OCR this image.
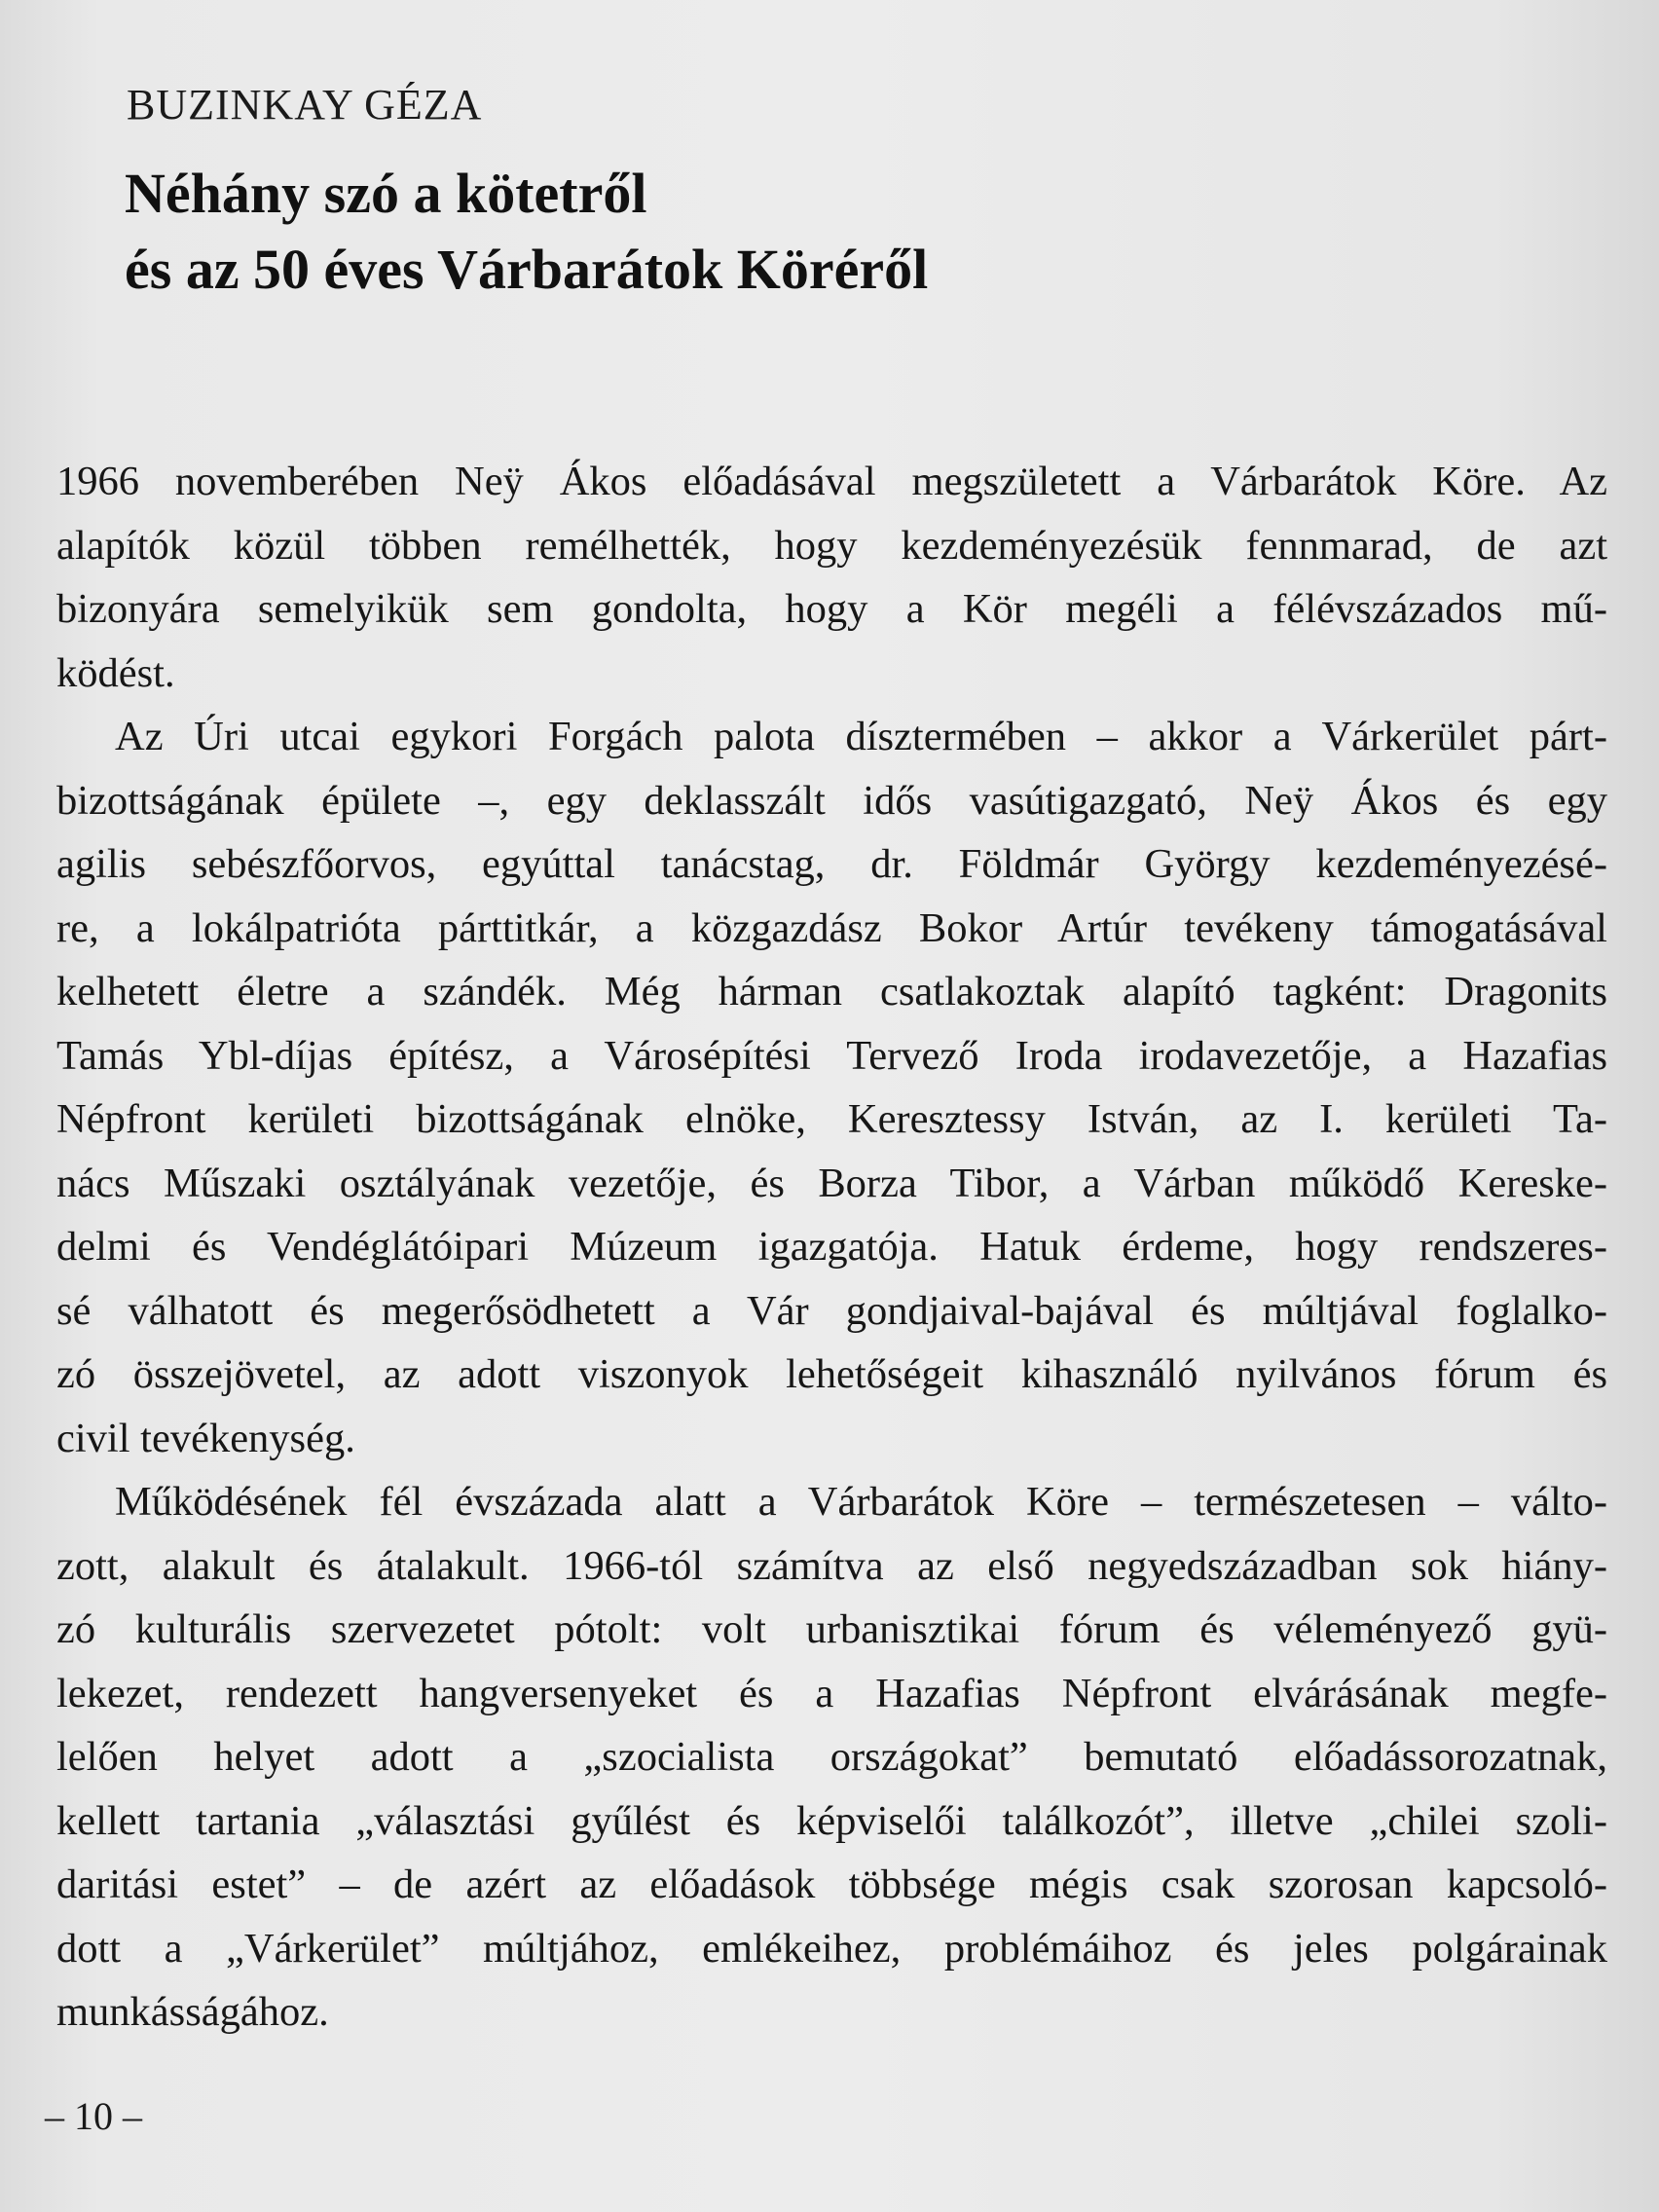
BUZINKAY GÉZA
Néhány szó a kötetről
és az 50 éves Várbarátok Köréről

1966 novemberében Neÿ Ákos előadásával megszületett a Várbarátok Köre. Az
alapítók közül többen remélhették, hogy kezdeményezésük fennmarad, de azt
bizonyára semelyikük sem gondolta, hogy a Kör megéli a félévszázados mű-
ködést.

Az Úri utcai egykori Forgách palota dísztermében – akkor a Várkerület párt-
bizottságának épülete –, egy deklasszált idős vasútigazgató, Neÿ Ákos és egy
agilis sebészfőorvos, egyúttal tanácstag, dr. Földmár György kezdeményezésé-
re, a lokálpatrióta párttitkár, a közgazdász Bokor Artúr tevékeny támogatásával
kelhetett életre a szándék. Még hárman csatlakoztak alapító tagként: Dragonits
Tamás Ybl-díjas építész, a Városépítési Tervező Iroda irodavezetője, a Hazafias
Népfront kerületi bizottságának elnöke, Keresztessy István, az I. kerületi Ta-
nács Műszaki osztályának vezetője, és Borza Tibor, a Várban működő Kereske-
delmi és Vendéglátóipari Múzeum igazgatója. Hatuk érdeme, hogy rendszeres-
sé válhatott és megerősödhetett a Vár gondjaival-bajával és múltjával foglalko-
zó összejövetel, az adott viszonyok lehetőségeit kihasználó nyilvános fórum és
civil tevékenység.

Működésének fél évszázada alatt a Várbarátok Köre – természetesen – válto-
zott, alakult és átalakult. 1966-tól számítva az első negyedszázadban sok hiány-
zó kulturális szervezetet pótolt: volt urbanisztikai fórum és véleményező gyü-
lekezet, rendezett hangversenyeket és a Hazafias Népfront elvárásának megfe-
lelően helyet adott a „szocialista országokat” bemutató előadássorozatnak,
kellett tartania „választási gyűlést és képviselői találkozót”, illetve „chilei szoli-
daritási estet” – de azért az előadások többsége mégis csak szorosan kapcsoló-
dott a „Várkerület” múltjához, emlékeihez, problémáihoz és jeles polgárainak
munkásságához.

– 10 –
:::
◆ Required task: Retype every record above exactly as written, but leave out the pictures.

◆ The completed task:
OCR this image.
BUZINKAY GÉZA
Néhány szó a kötetről
és az 50 éves Várbarátok Köréről

1966 novemberében Neÿ Ákos előadásával megszületett a Várbarátok Köre. Az
alapítók közül többen remélhették, hogy kezdeményezésük fennmarad, de azt
bizonyára semelyikük sem gondolta, hogy a Kör megéli a félévszázados mű-
ködést.

Az Úri utcai egykori Forgách palota dísztermében – akkor a Várkerület párt-
bizottságának épülete –, egy deklasszált idős vasútigazgató, Neÿ Ákos és egy
agilis sebészfőorvos, egyúttal tanácstag, dr. Földmár György kezdeményezésé-
re, a lokálpatrióta párttitkár, a közgazdász Bokor Artúr tevékeny támogatásával
kelhetett életre a szándék. Még hárman csatlakoztak alapító tagként: Dragonits
Tamás Ybl-díjas építész, a Városépítési Tervező Iroda irodavezetője, a Hazafias
Népfront kerületi bizottságának elnöke, Keresztessy István, az I. kerületi Ta-
nács Műszaki osztályának vezetője, és Borza Tibor, a Várban működő Kereske-
delmi és Vendéglátóipari Múzeum igazgatója. Hatuk érdeme, hogy rendszeres-
sé válhatott és megerősödhetett a Vár gondjaival-bajával és múltjával foglalko-
zó összejövetel, az adott viszonyok lehetőségeit kihasználó nyilvános fórum és
civil tevékenység.

Működésének fél évszázada alatt a Várbarátok Köre – természetesen – válto-
zott, alakult és átalakult. 1966-tól számítva az első negyedszázadban sok hiány-
zó kulturális szervezetet pótolt: volt urbanisztikai fórum és véleményező gyü-
lekezet, rendezett hangversenyeket és a Hazafias Népfront elvárásának megfe-
lelően helyet adott a „szocialista országokat” bemutató előadássorozatnak,
kellett tartania „választási gyűlést és képviselői találkozót”, illetve „chilei szoli-
daritási estet” – de azért az előadások többsége mégis csak szorosan kapcsoló-
dott a „Várkerület” múltjához, emlékeihez, problémáihoz és jeles polgárainak
munkásságához.

– 10 –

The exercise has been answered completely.